**Task inputs:**
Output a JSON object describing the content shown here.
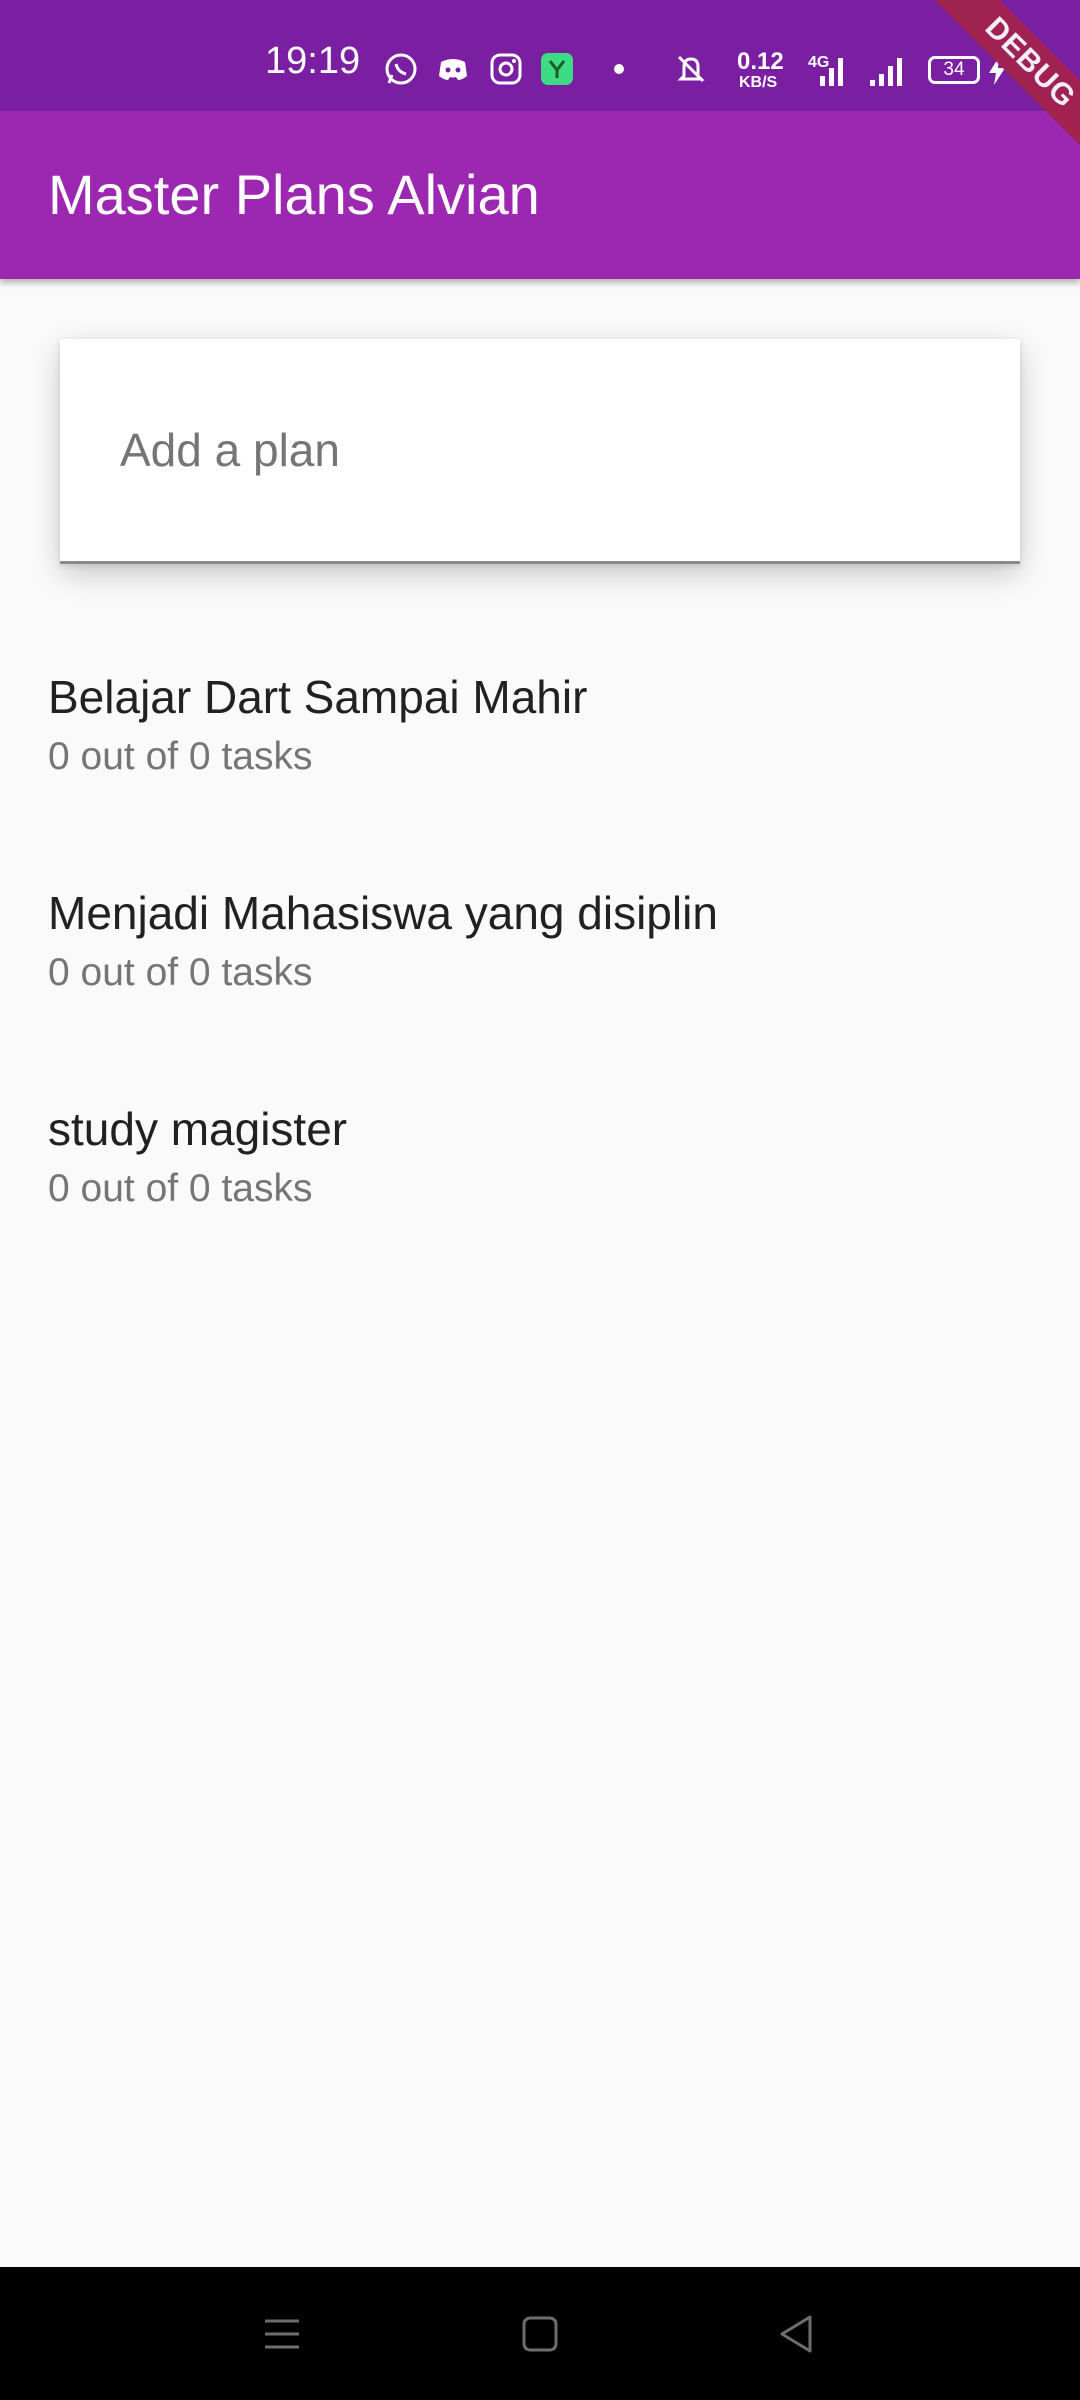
{
  "status_bar": {
    "time": "19:19",
    "net_speed": "0.12",
    "net_unit": "KB/S",
    "network_type": "4G",
    "battery_level": "34",
    "icons": [
      "whatsapp-icon",
      "discord-icon",
      "instagram-icon",
      "app-store-icon",
      "dot-icon",
      "vibrate-icon",
      "signal-icon",
      "signal-icon",
      "charging-icon"
    ]
  },
  "debug_banner": "DEBUG",
  "app_bar": {
    "title": "Master Plans Alvian",
    "color": "#9c27b0"
  },
  "add_plan": {
    "placeholder": "Add a plan",
    "value": ""
  },
  "plans": [
    {
      "title": "Belajar Dart Sampai Mahir",
      "subtitle": "0 out of 0 tasks"
    },
    {
      "title": "Menjadi Mahasiswa yang disiplin",
      "subtitle": "0 out of 0 tasks"
    },
    {
      "title": "study magister",
      "subtitle": "0 out of 0 tasks"
    }
  ],
  "nav_bar": {
    "buttons": [
      "menu-icon",
      "home-icon",
      "back-icon"
    ]
  },
  "colors": {
    "status_bar": "#7b1fa2",
    "app_bar": "#9c27b0",
    "background": "#fafafa",
    "debug_banner": "#a3234a"
  }
}
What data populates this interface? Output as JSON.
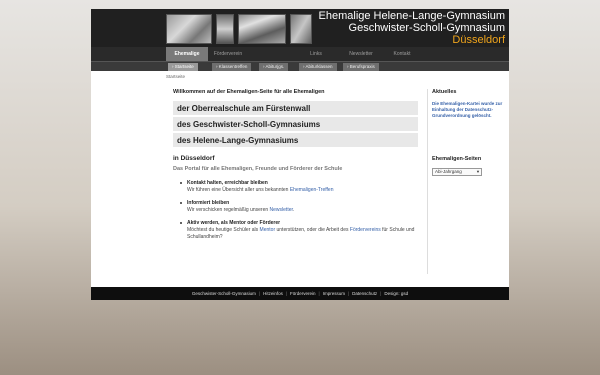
{
  "header": {
    "line1": "Ehemalige Helene-Lange-Gymnasium",
    "line2": "Geschwister-Scholl-Gymnasium",
    "line3": "Düsseldorf"
  },
  "main_nav": [
    "Ehemalige",
    "Förderverein",
    "Links",
    "Newsletter",
    "Kontakt"
  ],
  "sub_nav": [
    "Startseite",
    "Klassentreffen",
    "Abiturjgs.",
    "Abiturklassen",
    "Berufspraxis"
  ],
  "breadcrumb": "Startseite",
  "main": {
    "welcome": "Willkommen auf der Ehemaligen-Seite für alle Ehemaligen",
    "schools": [
      "der Oberrealschule am Fürstenwall",
      "des Geschwister-Scholl-Gymnasiums",
      "des Helene-Lange-Gymnasiums"
    ],
    "city": "in Düsseldorf",
    "portal": "Das Portal für alle Ehemaligen, Freunde und Förderer der Schule",
    "features": [
      {
        "title": "Kontakt halten, erreichbar bleiben",
        "text_before": "Wir führen eine Übersicht aller uns bekannten ",
        "link": "Ehemaligen-Treffen",
        "text_after": ""
      },
      {
        "title": "Informiert bleiben",
        "text_before": "Wir verschicken regelmäßig unseren ",
        "link": "Newsletter",
        "text_after": "."
      },
      {
        "title": "Aktiv werden, als Mentor oder Förderer",
        "text_before": "Möchtest du heutige Schüler als ",
        "link": "Mentor",
        "text_middle": " unterstützen, oder die Arbeit des ",
        "link2": "Fördervereins",
        "text_after": " für Schule und Schullandheim?"
      }
    ]
  },
  "sidebar": {
    "aktuelles_heading": "Aktuelles",
    "aktuelles_text": "Die Ehemaligen-Kartei wurde zur Einhaltung der Datenschutz-Grundverordnung gelöscht.",
    "seiten_heading": "Ehemaligen-Seiten",
    "select_value": "Abi-Jahrgang"
  },
  "footer": [
    "Geschwister-Scholl-Gymnasium",
    "Hitzeinfos",
    "Förderverein",
    "Impressum",
    "Datenschutz",
    "Design: gsd"
  ],
  "colors": {
    "accent": "#f0a51c",
    "link": "#3560a8",
    "header_bg": "#202020"
  }
}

**What the task asks:** Make a copy of each line that contains the string "Helene".

**The completed task:**
    "line1": "Ehemalige Helene-Lange-Gymnasium",
      "des Helene-Lange-Gymnasiums"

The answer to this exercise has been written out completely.